▶ **Written instruction**: Copy the following items verbatim, reproducing every line without alteration.

▶ **Stored rows**:
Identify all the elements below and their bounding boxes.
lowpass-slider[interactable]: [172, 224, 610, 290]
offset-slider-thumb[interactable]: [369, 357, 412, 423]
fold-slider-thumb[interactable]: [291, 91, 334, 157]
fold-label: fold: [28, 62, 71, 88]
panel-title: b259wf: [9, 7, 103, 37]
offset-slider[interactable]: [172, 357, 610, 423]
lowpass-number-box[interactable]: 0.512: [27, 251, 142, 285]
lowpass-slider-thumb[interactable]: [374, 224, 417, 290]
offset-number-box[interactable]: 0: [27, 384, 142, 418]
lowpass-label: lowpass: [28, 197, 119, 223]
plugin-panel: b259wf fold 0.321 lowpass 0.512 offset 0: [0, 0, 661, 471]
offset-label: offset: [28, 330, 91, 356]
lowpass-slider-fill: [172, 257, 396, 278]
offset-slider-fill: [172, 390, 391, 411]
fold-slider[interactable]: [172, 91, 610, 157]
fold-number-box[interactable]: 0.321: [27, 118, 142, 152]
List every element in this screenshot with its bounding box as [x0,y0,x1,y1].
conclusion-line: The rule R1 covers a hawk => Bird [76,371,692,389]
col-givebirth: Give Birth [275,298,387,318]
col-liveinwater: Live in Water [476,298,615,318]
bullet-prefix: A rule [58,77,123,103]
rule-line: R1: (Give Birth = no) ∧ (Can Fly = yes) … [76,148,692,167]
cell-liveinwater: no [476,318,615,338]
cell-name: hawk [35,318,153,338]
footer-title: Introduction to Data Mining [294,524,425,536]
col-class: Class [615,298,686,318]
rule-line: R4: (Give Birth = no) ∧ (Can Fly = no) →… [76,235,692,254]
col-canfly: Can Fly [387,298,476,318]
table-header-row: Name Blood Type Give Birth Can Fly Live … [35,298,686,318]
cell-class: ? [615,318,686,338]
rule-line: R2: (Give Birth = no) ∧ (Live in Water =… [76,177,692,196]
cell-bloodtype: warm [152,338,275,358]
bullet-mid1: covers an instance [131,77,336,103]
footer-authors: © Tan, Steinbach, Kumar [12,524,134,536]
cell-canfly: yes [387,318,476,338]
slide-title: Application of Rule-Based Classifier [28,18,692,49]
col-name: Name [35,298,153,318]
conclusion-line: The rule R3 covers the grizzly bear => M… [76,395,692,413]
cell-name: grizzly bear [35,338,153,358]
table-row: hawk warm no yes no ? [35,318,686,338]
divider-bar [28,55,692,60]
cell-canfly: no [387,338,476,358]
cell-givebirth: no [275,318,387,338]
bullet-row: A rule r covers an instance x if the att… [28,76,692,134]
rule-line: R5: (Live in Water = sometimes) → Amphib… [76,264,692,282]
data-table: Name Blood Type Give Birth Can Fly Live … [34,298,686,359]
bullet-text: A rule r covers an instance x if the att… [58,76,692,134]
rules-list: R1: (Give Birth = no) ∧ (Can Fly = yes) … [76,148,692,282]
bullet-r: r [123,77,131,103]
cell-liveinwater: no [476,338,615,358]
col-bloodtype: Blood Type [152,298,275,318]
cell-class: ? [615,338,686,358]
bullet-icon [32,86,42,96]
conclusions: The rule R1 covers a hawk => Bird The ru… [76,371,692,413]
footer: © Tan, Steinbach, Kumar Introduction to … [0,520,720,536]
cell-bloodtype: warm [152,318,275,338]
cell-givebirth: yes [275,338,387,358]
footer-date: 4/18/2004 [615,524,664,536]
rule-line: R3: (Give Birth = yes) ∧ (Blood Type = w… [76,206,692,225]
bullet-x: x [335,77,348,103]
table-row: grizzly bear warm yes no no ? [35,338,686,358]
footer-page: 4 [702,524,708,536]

▶ **Task result**:
Identify all the elements below and their bounding boxes.
lowpass-slider[interactable]: [172, 224, 610, 290]
offset-slider-thumb[interactable]: [369, 357, 412, 423]
fold-slider-thumb[interactable]: [291, 91, 334, 157]
fold-label: fold: [28, 62, 71, 88]
panel-title: b259wf: [9, 7, 103, 37]
offset-slider[interactable]: [172, 357, 610, 423]
lowpass-number-box[interactable]: 0.512: [27, 251, 142, 285]
lowpass-slider-thumb[interactable]: [374, 224, 417, 290]
offset-number-box[interactable]: 0: [27, 384, 142, 418]
lowpass-label: lowpass: [28, 197, 119, 223]
plugin-panel: b259wf fold 0.321 lowpass 0.512 offset 0: [0, 0, 661, 471]
offset-label: offset: [28, 330, 91, 356]
lowpass-slider-fill: [172, 257, 396, 278]
offset-slider-fill: [172, 390, 391, 411]
fold-slider[interactable]: [172, 91, 610, 157]
fold-number-box[interactable]: 0.321: [27, 118, 142, 152]
List every element in this screenshot with its bounding box as [x0,y0,x1,y1].
conclusion-line: The rule R1 covers a hawk => Bird [76,371,692,389]
col-givebirth: Give Birth [275,298,387,318]
col-liveinwater: Live in Water [476,298,615,318]
bullet-prefix: A rule [58,77,123,103]
rule-line: R1: (Give Birth = no) ∧ (Can Fly = yes) … [76,148,692,167]
cell-liveinwater: no [476,318,615,338]
cell-name: hawk [35,318,153,338]
footer-title: Introduction to Data Mining [294,524,425,536]
col-class: Class [615,298,686,318]
rule-line: R4: (Give Birth = no) ∧ (Can Fly = no) →… [76,235,692,254]
col-canfly: Can Fly [387,298,476,318]
table-header-row: Name Blood Type Give Birth Can Fly Live … [35,298,686,318]
cell-class: ? [615,318,686,338]
rule-line: R2: (Give Birth = no) ∧ (Live in Water =… [76,177,692,196]
cell-bloodtype: warm [152,338,275,358]
bullet-mid1: covers an instance [131,77,336,103]
footer-authors: © Tan, Steinbach, Kumar [12,524,134,536]
cell-canfly: yes [387,318,476,338]
slide-title: Application of Rule-Based Classifier [28,18,692,49]
col-name: Name [35,298,153,318]
conclusion-line: The rule R3 covers the grizzly bear => M… [76,395,692,413]
cell-name: grizzly bear [35,338,153,358]
table-row: hawk warm no yes no ? [35,318,686,338]
divider-bar [28,55,692,60]
cell-canfly: no [387,338,476,358]
cell-givebirth: no [275,318,387,338]
bullet-row: A rule r covers an instance x if the att… [28,76,692,134]
rule-line: R5: (Live in Water = sometimes) → Amphib… [76,264,692,282]
data-table: Name Blood Type Give Birth Can Fly Live … [34,298,686,359]
bullet-text: A rule r covers an instance x if the att… [58,76,692,134]
rules-list: R1: (Give Birth = no) ∧ (Can Fly = yes) … [76,148,692,282]
bullet-r: r [123,77,131,103]
cell-liveinwater: no [476,338,615,358]
col-bloodtype: Blood Type [152,298,275,318]
cell-class: ? [615,338,686,358]
bullet-icon [32,86,42,96]
conclusions: The rule R1 covers a hawk => Bird The ru… [76,371,692,413]
footer: © Tan, Steinbach, Kumar Introduction to … [0,520,720,536]
cell-bloodtype: warm [152,318,275,338]
cell-givebirth: yes [275,338,387,358]
footer-date: 4/18/2004 [615,524,664,536]
rule-line: R3: (Give Birth = yes) ∧ (Blood Type = w… [76,206,692,225]
bullet-x: x [335,77,348,103]
table-row: grizzly bear warm yes no no ? [35,338,686,358]
footer-page: 4 [702,524,708,536]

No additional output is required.